Find the string "description" in the listing and report every line that has it.

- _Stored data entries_
┄┄┄┄┄┄┄┄┄┄┄┄┄┄┄┄┄┄┄┄
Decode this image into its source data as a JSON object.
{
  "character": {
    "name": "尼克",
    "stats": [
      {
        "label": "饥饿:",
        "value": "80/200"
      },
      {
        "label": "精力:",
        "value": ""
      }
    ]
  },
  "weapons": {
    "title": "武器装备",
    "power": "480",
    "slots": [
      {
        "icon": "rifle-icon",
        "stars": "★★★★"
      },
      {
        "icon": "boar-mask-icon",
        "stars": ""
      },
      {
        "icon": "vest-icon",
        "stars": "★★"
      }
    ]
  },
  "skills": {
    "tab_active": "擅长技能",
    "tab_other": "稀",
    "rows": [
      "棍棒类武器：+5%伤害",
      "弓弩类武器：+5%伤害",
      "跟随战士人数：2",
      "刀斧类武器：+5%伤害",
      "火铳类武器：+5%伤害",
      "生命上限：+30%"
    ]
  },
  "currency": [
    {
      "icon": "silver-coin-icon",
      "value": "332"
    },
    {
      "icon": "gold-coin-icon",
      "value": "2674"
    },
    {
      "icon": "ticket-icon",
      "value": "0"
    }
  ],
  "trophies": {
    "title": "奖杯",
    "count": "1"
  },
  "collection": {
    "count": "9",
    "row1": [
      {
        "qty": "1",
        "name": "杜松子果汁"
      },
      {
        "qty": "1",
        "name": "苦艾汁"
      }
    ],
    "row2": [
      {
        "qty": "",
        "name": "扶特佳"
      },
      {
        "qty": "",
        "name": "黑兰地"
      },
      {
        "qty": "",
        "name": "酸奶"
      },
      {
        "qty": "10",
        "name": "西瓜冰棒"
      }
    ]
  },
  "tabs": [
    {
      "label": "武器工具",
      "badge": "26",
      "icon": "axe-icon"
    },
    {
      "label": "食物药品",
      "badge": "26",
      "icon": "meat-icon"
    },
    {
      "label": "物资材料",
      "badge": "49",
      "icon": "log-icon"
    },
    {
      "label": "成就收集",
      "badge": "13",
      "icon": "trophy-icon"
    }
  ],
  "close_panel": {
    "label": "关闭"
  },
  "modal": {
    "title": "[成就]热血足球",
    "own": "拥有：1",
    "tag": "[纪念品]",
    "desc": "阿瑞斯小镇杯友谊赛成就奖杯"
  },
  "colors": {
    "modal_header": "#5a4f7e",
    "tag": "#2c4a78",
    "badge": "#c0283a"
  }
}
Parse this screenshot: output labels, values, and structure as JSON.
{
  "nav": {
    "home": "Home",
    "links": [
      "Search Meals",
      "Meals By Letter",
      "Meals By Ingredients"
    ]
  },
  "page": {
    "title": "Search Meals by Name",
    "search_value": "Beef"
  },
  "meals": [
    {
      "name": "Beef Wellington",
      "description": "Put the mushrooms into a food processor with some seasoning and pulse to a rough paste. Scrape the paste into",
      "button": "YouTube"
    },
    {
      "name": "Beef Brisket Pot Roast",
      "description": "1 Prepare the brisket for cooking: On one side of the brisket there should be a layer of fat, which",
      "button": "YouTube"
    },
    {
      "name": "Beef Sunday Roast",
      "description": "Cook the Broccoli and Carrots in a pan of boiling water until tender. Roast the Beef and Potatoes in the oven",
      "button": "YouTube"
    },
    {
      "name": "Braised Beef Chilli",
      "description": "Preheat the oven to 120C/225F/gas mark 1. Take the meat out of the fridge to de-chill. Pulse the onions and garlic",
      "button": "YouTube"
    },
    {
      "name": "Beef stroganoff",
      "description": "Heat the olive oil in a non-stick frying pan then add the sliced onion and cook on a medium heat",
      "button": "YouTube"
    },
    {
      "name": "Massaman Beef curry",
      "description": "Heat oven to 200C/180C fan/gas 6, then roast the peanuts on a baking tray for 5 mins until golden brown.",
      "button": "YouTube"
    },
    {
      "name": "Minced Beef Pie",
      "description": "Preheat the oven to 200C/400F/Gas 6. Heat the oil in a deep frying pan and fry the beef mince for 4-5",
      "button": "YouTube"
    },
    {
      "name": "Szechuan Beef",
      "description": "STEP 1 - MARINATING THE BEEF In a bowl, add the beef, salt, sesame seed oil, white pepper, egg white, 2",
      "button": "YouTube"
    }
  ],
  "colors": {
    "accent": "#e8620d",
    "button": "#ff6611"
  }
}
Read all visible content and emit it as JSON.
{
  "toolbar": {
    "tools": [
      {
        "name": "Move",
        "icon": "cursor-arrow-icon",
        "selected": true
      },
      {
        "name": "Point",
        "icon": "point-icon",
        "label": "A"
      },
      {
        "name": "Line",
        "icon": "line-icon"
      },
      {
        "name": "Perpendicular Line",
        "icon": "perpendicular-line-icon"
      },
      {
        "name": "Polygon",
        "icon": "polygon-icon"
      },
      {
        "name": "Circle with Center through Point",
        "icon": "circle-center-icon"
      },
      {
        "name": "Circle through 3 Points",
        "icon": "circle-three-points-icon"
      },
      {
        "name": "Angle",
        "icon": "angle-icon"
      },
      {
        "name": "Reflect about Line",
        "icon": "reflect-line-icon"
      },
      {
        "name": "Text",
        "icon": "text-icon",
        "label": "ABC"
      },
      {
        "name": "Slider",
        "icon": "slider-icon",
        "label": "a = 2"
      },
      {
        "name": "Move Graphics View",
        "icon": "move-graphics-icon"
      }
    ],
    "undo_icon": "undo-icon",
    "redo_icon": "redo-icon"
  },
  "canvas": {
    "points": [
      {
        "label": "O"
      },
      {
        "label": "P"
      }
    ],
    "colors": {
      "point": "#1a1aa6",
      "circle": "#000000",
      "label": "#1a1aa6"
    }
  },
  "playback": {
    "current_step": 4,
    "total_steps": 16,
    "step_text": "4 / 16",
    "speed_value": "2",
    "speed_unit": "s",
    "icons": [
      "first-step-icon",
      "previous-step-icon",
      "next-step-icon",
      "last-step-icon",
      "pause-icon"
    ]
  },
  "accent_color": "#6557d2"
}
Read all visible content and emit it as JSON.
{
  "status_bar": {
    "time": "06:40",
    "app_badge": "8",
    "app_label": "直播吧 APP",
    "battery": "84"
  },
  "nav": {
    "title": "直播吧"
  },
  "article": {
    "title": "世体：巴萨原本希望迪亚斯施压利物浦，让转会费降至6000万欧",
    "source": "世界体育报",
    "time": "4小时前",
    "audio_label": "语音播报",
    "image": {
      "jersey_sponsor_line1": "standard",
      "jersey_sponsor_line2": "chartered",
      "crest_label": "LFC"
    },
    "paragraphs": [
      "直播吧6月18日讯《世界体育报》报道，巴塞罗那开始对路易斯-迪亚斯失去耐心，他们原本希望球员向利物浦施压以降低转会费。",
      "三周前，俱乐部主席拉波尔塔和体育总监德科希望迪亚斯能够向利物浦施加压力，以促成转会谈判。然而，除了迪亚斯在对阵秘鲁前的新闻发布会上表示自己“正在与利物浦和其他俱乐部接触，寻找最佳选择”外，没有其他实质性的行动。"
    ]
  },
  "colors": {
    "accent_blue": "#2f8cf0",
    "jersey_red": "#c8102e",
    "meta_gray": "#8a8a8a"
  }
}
┄┄┄┄┄┄┄┄┄┄┄┄┄┄┄┄┄┄┄┄
- _OUTPUT OF THE TASK_
      "description": "Put the mushrooms into a food processor with some seasoning and pulse to a rough paste. Scrape the paste into",
      "description": "1 Prepare the brisket for cooking: On one side of the brisket there should be a layer of fat, which",
      "description": "Cook the Broccoli and Carrots in a pan of boiling water until tender. Roast the Beef and Potatoes in the oven",
      "description": "Preheat the oven to 120C/225F/gas mark 1. Take the meat out of the fridge to de-chill. Pulse the onions and garlic",
      "description": "Heat the olive oil in a non-stick frying pan then add the sliced onion and cook on a medium heat",
      "description": "Heat oven to 200C/180C fan/gas 6, then roast the peanuts on a baking tray for 5 mins until golden brown.",
      "description": "Preheat the oven to 200C/400F/Gas 6. Heat the oil in a deep frying pan and fry the beef mince for 4-5",
      "description": "STEP 1 - MARINATING THE BEEF In a bowl, add the beef, salt, sesame seed oil, white pepper, egg white, 2",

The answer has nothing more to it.